• _INFORMATION SUPPLIED_
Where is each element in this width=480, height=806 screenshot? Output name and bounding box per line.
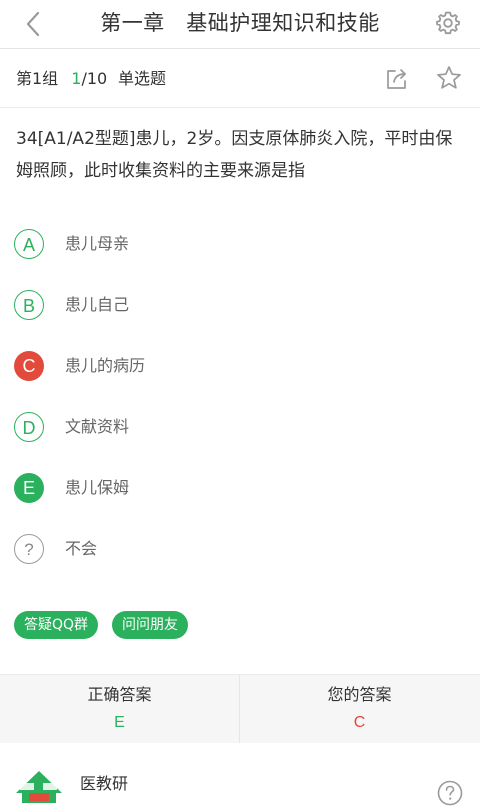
help-icon[interactable] — [437, 780, 463, 806]
option-e[interactable]: E 患儿保姆 — [14, 473, 454, 509]
question-text: 34[A1/A2型题]患儿，2岁。因支原体肺炎入院，平时由保姆照顾，此时收集资料… — [16, 129, 453, 181]
option-a[interactable]: A 患儿母亲 — [14, 229, 454, 265]
progress-indicator: 第1组 1/10 — [16, 49, 107, 109]
your-answer-section: 您的答案 C — [240, 675, 479, 743]
question-mark-icon: ? — [14, 534, 44, 564]
group-label: 第1组 — [16, 69, 59, 88]
your-answer-label: 您的答案 — [327, 685, 392, 704]
option-text: 患儿母亲 — [65, 234, 130, 253]
option-letter: D — [14, 412, 44, 442]
share-icon[interactable] — [385, 67, 409, 91]
option-c[interactable]: C 患儿的病历 — [14, 351, 454, 387]
correct-answer-label: 正确答案 — [87, 685, 152, 704]
source-name: 医教研 — [80, 774, 129, 793]
qq-group-button[interactable]: 答疑QQ群 — [14, 611, 99, 639]
option-text: 不会 — [65, 539, 98, 558]
option-letter-wrong: C — [14, 351, 44, 381]
back-arrow-icon[interactable] — [22, 10, 48, 38]
correct-answer-value: E — [114, 714, 125, 731]
top-bar: 第一章 基础护理知识和技能 — [0, 0, 480, 49]
option-text: 患儿保姆 — [65, 478, 130, 497]
star-icon[interactable] — [436, 65, 462, 91]
option-letter: B — [14, 290, 44, 320]
ask-friends-button[interactable]: 问问朋友 — [112, 611, 188, 639]
question-type: 单选题 — [118, 69, 167, 88]
option-unsure[interactable]: ? 不会 — [14, 534, 454, 570]
your-answer-value: C — [353, 714, 366, 731]
option-text: 患儿自己 — [65, 295, 130, 314]
option-text: 文献资料 — [65, 417, 130, 436]
total-questions: /10 — [81, 69, 108, 88]
source-footer: 医教研 — [0, 743, 480, 806]
gear-icon[interactable] — [434, 9, 462, 37]
app-logo-icon — [16, 771, 62, 803]
option-letter: A — [14, 229, 44, 259]
correct-answer-section: 正确答案 E — [0, 675, 240, 743]
page-title: 第一章 基础护理知识和技能 — [100, 11, 380, 35]
option-letter-correct: E — [14, 473, 44, 503]
question-info-bar: 第1组 1/10 单选题 — [0, 49, 480, 108]
current-question-number: 1 — [71, 69, 82, 88]
option-d[interactable]: D 文献资料 — [14, 412, 454, 448]
answer-panel: 正确答案 E 您的答案 C — [0, 674, 480, 744]
option-b[interactable]: B 患儿自己 — [14, 290, 454, 326]
option-text: 患儿的病历 — [65, 356, 146, 375]
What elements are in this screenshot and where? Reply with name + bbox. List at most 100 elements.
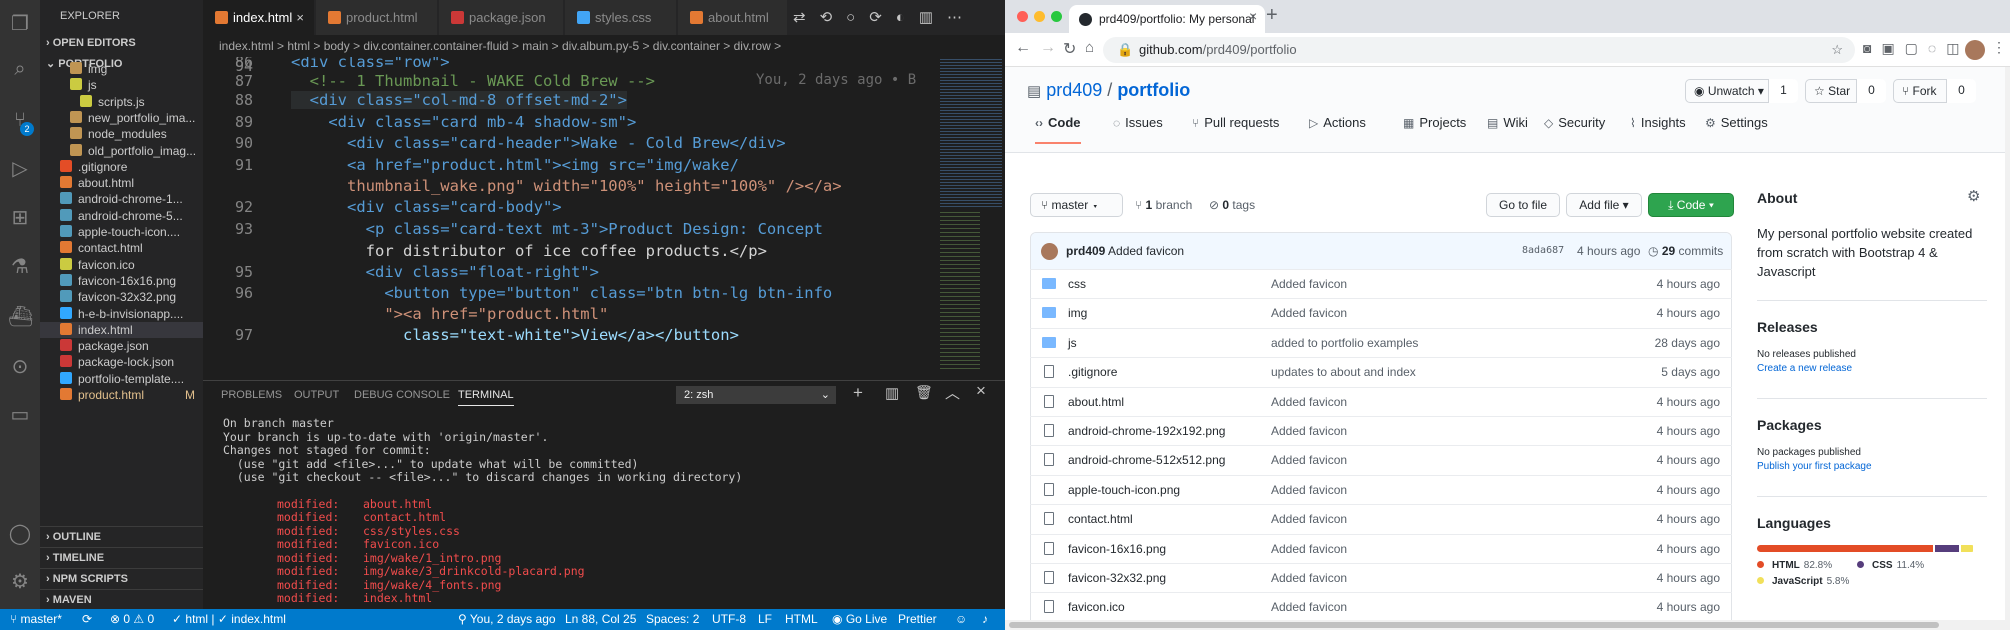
- feedback-icon[interactable]: ☺: [955, 609, 967, 630]
- code-download-button[interactable]: ⤓ Code ▾: [1648, 193, 1734, 217]
- commit-message-link[interactable]: Added favicon: [1271, 299, 1347, 328]
- table-row[interactable]: .gitignore updates to about and index 5 da…: [1030, 357, 1732, 386]
- language-mode[interactable]: HTML: [785, 609, 818, 630]
- table-row[interactable]: contact.html Added favicon 4 hours ago: [1030, 504, 1732, 533]
- back-icon[interactable]: ←: [1015, 39, 1031, 57]
- tab-pull-requests[interactable]: ⑂ Pull requests: [1192, 115, 1279, 130]
- panel-tab-terminal[interactable]: TERMINAL: [458, 389, 514, 406]
- star-button[interactable]: ☆ Star 0: [1805, 79, 1886, 103]
- table-row[interactable]: img Added favicon 4 hours ago: [1030, 298, 1732, 327]
- file-link[interactable]: js: [1068, 329, 1077, 358]
- list-item[interactable]: h-e-b-invisionapp....: [40, 306, 203, 322]
- tab-product-html[interactable]: product.html: [316, 0, 438, 35]
- tab-issues[interactable]: ◌ Issues: [1113, 115, 1163, 130]
- table-row[interactable]: favicon.ico Added favicon 4 hours ago: [1030, 592, 1732, 621]
- chrome-menu-icon[interactable]: ⋮: [1992, 39, 2006, 56]
- language-item[interactable]: HTML 82.8%: [1757, 560, 1832, 571]
- tab-index-html[interactable]: index.html ×: [203, 0, 315, 35]
- page-scrollbar[interactable]: [2005, 67, 2010, 630]
- split-terminal-icon[interactable]: ▥: [885, 384, 899, 402]
- table-row[interactable]: android-chrome-512x512.png Added favicon 4…: [1030, 445, 1732, 474]
- repo-name-link[interactable]: portfolio: [1117, 80, 1190, 100]
- close-tab-icon[interactable]: ×: [1249, 8, 1257, 24]
- account-icon[interactable]: ◯: [8, 522, 32, 546]
- list-item[interactable]: img: [40, 61, 203, 77]
- maximize-panel-icon[interactable]: ︿: [945, 382, 960, 403]
- cursor-position[interactable]: Ln 88, Col 25: [565, 609, 636, 630]
- encoding-status[interactable]: UTF-8: [712, 609, 746, 630]
- list-item[interactable]: package-lock.json: [40, 354, 203, 370]
- trash-icon[interactable]: 🗑: [915, 384, 933, 401]
- panel-tab-debug-console[interactable]: DEBUG CONSOLE: [354, 389, 450, 401]
- settings-gear-icon[interactable]: ⚙: [8, 570, 32, 594]
- window-close-button[interactable]: [1017, 11, 1028, 22]
- tab-insights[interactable]: ⌇ Insights: [1630, 115, 1686, 130]
- branch-select[interactable]: ⑂ master ▾: [1030, 193, 1123, 217]
- tab-settings[interactable]: ⚙ Settings: [1705, 115, 1768, 130]
- terminal-select[interactable]: 2: zsh ⌄: [676, 386, 836, 404]
- file-link[interactable]: img: [1068, 299, 1087, 328]
- indentation-status[interactable]: Spaces: 2: [646, 609, 699, 630]
- table-row[interactable]: about.html Added favicon 4 hours ago: [1030, 386, 1732, 417]
- extensions-icon[interactable]: ⊞: [8, 206, 32, 230]
- latest-commit[interactable]: prd409 Added favicon: [1066, 244, 1184, 258]
- reload-icon[interactable]: ↻: [1063, 39, 1076, 59]
- file-link[interactable]: favicon.ico: [1068, 593, 1125, 622]
- tab-styles-css[interactable]: styles.css: [565, 0, 677, 35]
- list-item[interactable]: favicon.ico: [40, 257, 203, 273]
- minimap[interactable]: [938, 57, 1005, 380]
- language-item[interactable]: CSS 11.4%: [1857, 560, 1924, 571]
- close-panel-icon[interactable]: ×: [976, 381, 986, 401]
- list-item[interactable]: old_portfolio_imag...: [40, 143, 203, 159]
- terminal-output[interactable]: On branch master Your branch is up-to-dat…: [223, 416, 742, 606]
- commit-message-link[interactable]: Added favicon: [1271, 535, 1347, 564]
- prettier-status[interactable]: Prettier: [898, 609, 937, 630]
- docker-icon[interactable]: ⛴: [8, 305, 33, 329]
- commits-link[interactable]: ◷ 29 commits: [1648, 244, 1723, 258]
- file-link[interactable]: css: [1068, 270, 1086, 299]
- explorer-icon[interactable]: ❐: [8, 12, 32, 36]
- add-file-button[interactable]: Add file ▾: [1566, 193, 1642, 217]
- tab-actions[interactable]: ▷ Actions: [1309, 115, 1366, 130]
- commit-message-link[interactable]: Added favicon: [1271, 270, 1347, 299]
- list-item[interactable]: package.json: [40, 338, 203, 354]
- list-item[interactable]: node_modules: [40, 126, 203, 142]
- language-item[interactable]: JavaScript 5.8%: [1757, 576, 1849, 587]
- panel-tab-problems[interactable]: PROBLEMS: [221, 389, 282, 401]
- list-item[interactable]: android-chrome-5...: [40, 208, 203, 224]
- table-row[interactable]: favicon-16x16.png Added favicon 4 hours ag…: [1030, 533, 1732, 564]
- profile-avatar[interactable]: [1965, 40, 1985, 60]
- problems-status[interactable]: ⊗ 0 ⚠ 0: [110, 609, 154, 630]
- tab-about-html[interactable]: about.html: [678, 0, 788, 35]
- unwatch-button[interactable]: ◉ Unwatch ▾ 1: [1685, 79, 1798, 103]
- new-tab-button[interactable]: +: [1266, 4, 1278, 27]
- table-row[interactable]: android-chrome-192x192.png Added favicon 4…: [1030, 416, 1732, 445]
- file-link[interactable]: .gitignore: [1068, 358, 1117, 387]
- commit-message-link[interactable]: Added favicon: [1271, 446, 1347, 475]
- window-maximize-button[interactable]: [1051, 11, 1062, 22]
- close-icon[interactable]: ×: [296, 0, 304, 35]
- branch-status[interactable]: ⑂ master*: [10, 609, 62, 630]
- list-item[interactable]: js: [40, 77, 203, 93]
- file-link[interactable]: android-chrome-512x512.png: [1068, 446, 1225, 475]
- editor-actions[interactable]: ⇄⟲○⟳◐▥⋯: [793, 0, 1005, 35]
- forward-icon[interactable]: →: [1040, 39, 1056, 57]
- list-item[interactable]: about.html: [40, 175, 203, 191]
- table-row[interactable]: apple-touch-icon.png Added favicon 4 hours…: [1030, 474, 1732, 505]
- file-link[interactable]: about.html: [1068, 388, 1124, 417]
- table-row[interactable]: favicon-32x32.png Added favicon 4 hours ag…: [1030, 563, 1732, 592]
- remote-explorer-icon[interactable]: ⊙: [8, 355, 32, 379]
- eol-status[interactable]: LF: [758, 609, 772, 630]
- outline-section[interactable]: › OUTLINE: [40, 526, 203, 546]
- scrollbar-thumb[interactable]: [1009, 622, 1939, 628]
- bell-icon[interactable]: ♪: [982, 609, 988, 630]
- tab-code[interactable]: ‹› Code: [1035, 115, 1081, 144]
- list-item[interactable]: product.html M: [40, 387, 203, 403]
- tab-security[interactable]: ◇ Security: [1544, 115, 1605, 130]
- file-link[interactable]: android-chrome-192x192.png: [1068, 417, 1225, 446]
- list-item[interactable]: new_portfolio_ima...: [40, 110, 203, 126]
- address-bar[interactable]: 🔒 github.com/prd409/portfolio ☆: [1103, 37, 1855, 63]
- commit-message-link[interactable]: Added favicon: [1271, 476, 1347, 505]
- language-breadcrumb[interactable]: ✓ html | ✓ index.html: [172, 609, 286, 630]
- go-live-button[interactable]: ◉ Go Live: [832, 609, 887, 630]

• _THE PROBLEM_
Lay out everything in the records from the line containing "- feedback-icon[interactable]: ☺: [955, 609, 967, 630]" down to the line containing "- close-tab-icon[interactable]: ×: [1249, 8, 1257, 24]", both included, as a Markdown table with the columns Row and Line. Number the rows and skip any blank lines.

• _SOLUTION TO THE EXERCISE_
| Row | Line |
|---|---|
| 1 | - feedback-icon[interactable]: ☺: [955, 609, 967, 630] |
| 2 | - code-download-button[interactable]: ⤓ Code ▾: [1648, 193, 1734, 217] |
| 3 | - commit-message-link[interactable]: Added favicon: [1271, 299, 1347, 328] |
| 4 | - table-row[interactable]: .gitignore updates to about and index 5 da…: [1030, 357, 1732, 386] |
| 5 | - language-mode[interactable]: HTML: [785, 609, 818, 630] |
| 6 | - table-row[interactable]: contact.html Added favicon 4 hours ago: [1030, 504, 1732, 533] |
| 7 | - back-icon[interactable]: ←: [1015, 39, 1031, 57] |
| 8 | - tab-pull-requests[interactable]: ⑂ Pull requests: [1192, 115, 1279, 130] |
| 9 | - panel-tab-terminal[interactable]: TERMINAL: [458, 389, 514, 406] |
| 10 | - star-button[interactable]: ☆ Star 0: [1805, 79, 1886, 103] |
| 11 | - table-row[interactable]: img Added favicon 4 hours ago: [1030, 298, 1732, 327] |
| 12 | - file-link[interactable]: js: [1068, 329, 1077, 358] |
| 13 | - list-item[interactable]: h-e-b-invisionapp....: [40, 306, 203, 322] |
| 14 | - tab-product-html[interactable]: product.html: [316, 0, 438, 35] |
| 15 | - tab-issues[interactable]: ◌ Issues: [1113, 115, 1163, 130] |
| 16 | - table-row[interactable]: favicon.ico Added favicon 4 hours ago: [1030, 592, 1732, 621] |
| 17 | - chrome-menu-icon[interactable]: ⋮: [1992, 39, 2006, 56] |
| 18 | - language-item[interactable]: HTML 82.8%: [1757, 560, 1832, 571] |
| 19 | - tab-index-html[interactable]: index.html ×: [203, 0, 315, 35] |
| 20 | - page-scrollbar[interactable]: [2005, 67, 2010, 630] |
| 21 | - split-terminal-icon[interactable]: ▥: [885, 384, 899, 402] |
| 22 | - table-row[interactable]: android-chrome-512x512.png Added favicon 4…: [1030, 445, 1732, 474] |
| 23 | - repo-name-link[interactable]: portfolio: [1117, 80, 1190, 100] |
| 24 | - close-tab-icon[interactable]: ×: [1249, 8, 1257, 24] |